EXTRACTED INFORMATION »
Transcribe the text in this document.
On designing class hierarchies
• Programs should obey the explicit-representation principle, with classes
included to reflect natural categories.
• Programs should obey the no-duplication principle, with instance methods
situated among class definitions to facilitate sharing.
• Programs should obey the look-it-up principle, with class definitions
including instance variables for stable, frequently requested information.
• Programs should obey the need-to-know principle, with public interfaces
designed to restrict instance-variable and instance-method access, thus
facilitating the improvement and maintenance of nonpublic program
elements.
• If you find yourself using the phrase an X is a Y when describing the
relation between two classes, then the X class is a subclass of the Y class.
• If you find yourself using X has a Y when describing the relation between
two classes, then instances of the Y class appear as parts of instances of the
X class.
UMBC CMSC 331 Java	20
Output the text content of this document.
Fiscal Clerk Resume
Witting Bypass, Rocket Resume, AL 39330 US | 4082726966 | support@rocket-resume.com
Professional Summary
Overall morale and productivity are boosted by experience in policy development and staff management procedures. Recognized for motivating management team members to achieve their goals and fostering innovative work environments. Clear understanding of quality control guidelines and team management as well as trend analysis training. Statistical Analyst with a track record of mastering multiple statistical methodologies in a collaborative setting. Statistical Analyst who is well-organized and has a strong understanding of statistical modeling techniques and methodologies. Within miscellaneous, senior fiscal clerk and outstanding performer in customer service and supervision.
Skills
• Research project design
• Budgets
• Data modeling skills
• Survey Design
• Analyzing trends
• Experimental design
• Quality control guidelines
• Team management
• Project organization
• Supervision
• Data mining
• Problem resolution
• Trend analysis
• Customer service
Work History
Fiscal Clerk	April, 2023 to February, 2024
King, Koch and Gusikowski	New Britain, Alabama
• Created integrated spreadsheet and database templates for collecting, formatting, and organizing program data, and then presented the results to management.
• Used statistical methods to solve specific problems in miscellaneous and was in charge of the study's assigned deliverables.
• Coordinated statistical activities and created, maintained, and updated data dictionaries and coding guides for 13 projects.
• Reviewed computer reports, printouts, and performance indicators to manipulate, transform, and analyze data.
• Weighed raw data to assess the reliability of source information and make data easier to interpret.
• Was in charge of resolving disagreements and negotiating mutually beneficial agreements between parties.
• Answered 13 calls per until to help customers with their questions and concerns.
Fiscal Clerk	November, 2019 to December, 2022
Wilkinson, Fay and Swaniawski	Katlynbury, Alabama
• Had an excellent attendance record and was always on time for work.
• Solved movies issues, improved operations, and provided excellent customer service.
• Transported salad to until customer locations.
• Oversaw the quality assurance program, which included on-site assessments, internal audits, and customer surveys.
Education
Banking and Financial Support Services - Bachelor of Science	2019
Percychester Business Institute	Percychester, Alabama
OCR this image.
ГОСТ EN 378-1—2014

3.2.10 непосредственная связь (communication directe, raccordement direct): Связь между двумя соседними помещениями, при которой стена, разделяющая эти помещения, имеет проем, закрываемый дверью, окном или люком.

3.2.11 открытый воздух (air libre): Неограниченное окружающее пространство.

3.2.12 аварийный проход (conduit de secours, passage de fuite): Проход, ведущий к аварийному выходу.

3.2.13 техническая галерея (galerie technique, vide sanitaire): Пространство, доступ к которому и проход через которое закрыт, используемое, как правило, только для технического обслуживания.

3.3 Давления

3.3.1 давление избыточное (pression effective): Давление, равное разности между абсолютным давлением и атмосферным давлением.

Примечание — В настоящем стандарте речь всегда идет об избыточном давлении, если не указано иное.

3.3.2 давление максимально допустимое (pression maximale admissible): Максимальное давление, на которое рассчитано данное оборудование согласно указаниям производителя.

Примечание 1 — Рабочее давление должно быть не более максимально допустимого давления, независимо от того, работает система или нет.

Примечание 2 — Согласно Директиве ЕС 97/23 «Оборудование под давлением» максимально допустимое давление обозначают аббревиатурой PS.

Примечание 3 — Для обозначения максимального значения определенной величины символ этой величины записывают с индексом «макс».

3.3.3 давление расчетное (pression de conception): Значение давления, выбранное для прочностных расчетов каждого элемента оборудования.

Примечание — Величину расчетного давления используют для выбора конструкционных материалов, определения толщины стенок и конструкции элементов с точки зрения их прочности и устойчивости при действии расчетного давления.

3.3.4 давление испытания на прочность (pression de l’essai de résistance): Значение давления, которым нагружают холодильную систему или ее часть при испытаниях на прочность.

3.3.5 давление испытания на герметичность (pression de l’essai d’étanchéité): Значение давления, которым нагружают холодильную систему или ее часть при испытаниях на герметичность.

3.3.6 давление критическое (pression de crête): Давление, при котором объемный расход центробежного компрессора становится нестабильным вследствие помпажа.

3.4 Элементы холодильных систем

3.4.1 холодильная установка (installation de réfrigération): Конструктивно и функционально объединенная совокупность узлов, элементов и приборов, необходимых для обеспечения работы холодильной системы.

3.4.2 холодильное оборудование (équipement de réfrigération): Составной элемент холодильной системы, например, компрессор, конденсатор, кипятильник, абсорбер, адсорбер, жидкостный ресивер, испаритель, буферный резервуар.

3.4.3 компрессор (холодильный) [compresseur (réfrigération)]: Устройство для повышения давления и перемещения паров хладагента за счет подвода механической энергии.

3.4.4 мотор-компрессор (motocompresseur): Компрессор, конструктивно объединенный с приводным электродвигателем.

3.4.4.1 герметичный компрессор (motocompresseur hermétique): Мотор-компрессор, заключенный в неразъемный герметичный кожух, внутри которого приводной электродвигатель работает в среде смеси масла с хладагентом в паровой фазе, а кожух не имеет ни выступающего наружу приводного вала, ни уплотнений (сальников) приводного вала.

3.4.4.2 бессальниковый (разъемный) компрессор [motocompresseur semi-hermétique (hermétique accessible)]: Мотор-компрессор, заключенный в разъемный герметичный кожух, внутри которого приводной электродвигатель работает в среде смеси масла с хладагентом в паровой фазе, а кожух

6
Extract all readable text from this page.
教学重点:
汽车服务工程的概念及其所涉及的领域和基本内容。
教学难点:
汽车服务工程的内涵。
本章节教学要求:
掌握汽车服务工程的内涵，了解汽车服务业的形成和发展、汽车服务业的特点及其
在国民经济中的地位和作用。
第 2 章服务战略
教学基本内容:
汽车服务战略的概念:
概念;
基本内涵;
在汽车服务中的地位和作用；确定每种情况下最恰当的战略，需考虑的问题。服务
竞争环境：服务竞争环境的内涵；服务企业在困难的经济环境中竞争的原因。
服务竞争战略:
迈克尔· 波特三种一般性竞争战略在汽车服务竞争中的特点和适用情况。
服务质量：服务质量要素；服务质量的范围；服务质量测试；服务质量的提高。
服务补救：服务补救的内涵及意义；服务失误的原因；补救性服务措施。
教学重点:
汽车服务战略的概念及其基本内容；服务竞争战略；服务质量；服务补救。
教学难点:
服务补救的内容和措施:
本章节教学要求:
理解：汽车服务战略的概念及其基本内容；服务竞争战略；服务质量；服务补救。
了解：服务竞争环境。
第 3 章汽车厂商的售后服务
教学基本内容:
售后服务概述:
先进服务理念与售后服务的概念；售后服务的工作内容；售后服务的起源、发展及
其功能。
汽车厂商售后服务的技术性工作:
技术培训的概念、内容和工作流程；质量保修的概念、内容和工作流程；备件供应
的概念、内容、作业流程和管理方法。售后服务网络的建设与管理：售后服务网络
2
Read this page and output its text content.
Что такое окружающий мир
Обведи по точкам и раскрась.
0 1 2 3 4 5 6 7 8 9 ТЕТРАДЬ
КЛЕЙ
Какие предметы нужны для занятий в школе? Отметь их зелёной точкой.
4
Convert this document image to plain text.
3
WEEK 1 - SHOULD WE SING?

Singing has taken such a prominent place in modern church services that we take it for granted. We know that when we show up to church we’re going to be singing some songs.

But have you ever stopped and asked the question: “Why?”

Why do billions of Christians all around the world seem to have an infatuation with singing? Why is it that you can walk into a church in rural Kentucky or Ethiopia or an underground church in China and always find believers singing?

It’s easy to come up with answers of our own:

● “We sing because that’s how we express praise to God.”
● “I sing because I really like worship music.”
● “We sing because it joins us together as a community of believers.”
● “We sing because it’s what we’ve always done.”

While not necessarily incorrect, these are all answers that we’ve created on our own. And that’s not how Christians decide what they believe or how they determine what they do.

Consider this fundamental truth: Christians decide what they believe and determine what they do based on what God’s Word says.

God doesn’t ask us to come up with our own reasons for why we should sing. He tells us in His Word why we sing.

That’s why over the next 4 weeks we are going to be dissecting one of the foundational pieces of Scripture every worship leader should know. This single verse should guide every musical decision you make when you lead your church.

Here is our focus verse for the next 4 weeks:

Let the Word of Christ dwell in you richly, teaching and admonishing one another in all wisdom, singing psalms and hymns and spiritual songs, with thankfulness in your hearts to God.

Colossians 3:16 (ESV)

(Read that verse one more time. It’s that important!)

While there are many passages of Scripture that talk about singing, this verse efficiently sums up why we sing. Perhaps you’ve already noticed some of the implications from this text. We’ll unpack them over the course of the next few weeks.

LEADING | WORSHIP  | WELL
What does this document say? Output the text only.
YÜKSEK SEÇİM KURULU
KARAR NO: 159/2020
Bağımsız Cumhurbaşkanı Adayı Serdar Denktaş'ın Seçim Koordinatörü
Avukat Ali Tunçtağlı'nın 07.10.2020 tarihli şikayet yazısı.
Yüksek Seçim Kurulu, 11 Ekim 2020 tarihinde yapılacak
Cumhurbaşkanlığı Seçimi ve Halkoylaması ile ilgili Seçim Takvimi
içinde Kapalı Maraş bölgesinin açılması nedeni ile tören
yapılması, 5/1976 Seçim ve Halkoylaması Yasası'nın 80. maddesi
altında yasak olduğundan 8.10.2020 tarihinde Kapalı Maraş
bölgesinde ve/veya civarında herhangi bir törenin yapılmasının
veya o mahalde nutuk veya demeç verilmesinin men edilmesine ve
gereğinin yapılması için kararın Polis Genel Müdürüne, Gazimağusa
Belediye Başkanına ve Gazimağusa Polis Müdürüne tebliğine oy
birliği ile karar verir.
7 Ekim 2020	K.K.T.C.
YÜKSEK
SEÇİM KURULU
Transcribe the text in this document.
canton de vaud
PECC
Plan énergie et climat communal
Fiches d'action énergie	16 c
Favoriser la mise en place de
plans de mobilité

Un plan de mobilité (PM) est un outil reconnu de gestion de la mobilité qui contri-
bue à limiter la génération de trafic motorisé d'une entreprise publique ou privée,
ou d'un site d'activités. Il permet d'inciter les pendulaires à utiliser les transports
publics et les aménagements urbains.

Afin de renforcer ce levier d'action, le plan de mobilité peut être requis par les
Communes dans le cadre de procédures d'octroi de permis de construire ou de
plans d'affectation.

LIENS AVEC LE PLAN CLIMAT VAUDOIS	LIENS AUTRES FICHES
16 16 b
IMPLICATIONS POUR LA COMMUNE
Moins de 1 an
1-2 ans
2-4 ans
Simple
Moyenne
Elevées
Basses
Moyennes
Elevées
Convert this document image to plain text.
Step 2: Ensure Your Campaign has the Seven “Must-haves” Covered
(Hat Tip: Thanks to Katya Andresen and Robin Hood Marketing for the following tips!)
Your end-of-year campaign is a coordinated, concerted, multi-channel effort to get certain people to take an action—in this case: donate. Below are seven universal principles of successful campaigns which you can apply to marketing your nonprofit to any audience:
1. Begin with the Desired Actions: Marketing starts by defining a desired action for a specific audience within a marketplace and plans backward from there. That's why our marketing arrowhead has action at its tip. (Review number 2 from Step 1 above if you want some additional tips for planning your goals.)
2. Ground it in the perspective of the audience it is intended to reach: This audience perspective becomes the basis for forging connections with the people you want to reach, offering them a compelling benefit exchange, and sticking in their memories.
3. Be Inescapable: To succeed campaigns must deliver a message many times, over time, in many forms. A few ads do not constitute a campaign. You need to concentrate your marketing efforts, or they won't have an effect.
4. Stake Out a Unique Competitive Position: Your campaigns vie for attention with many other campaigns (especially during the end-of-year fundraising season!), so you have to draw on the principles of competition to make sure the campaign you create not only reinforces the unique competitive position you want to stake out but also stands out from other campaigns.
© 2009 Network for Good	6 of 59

GIVEN PROBLEM » Gather each line in the data that holds the string "singing".

TASK RESPONSE »
Singing has taken such a prominent place in modern church services that we take it for granted. We know that when we show up to church we’re going to be singing some songs.
Why do billions of Christians all around the world seem to have an infatuation with singing? Why is it that you can walk into a church in rural Kentucky or Ethiopia or an underground church in China and always find believers singing?
Let the Word of Christ dwell in you richly, teaching and admonishing one another in all wisdom, singing psalms and hymns and spiritual songs, with thankfulness in your hearts to God.
While there are many passages of Scripture that talk about singing, this verse efficiently sums up why we sing. Perhaps you’ve already noticed some of the implications from this text. We’ll unpack them over the course of the next few weeks.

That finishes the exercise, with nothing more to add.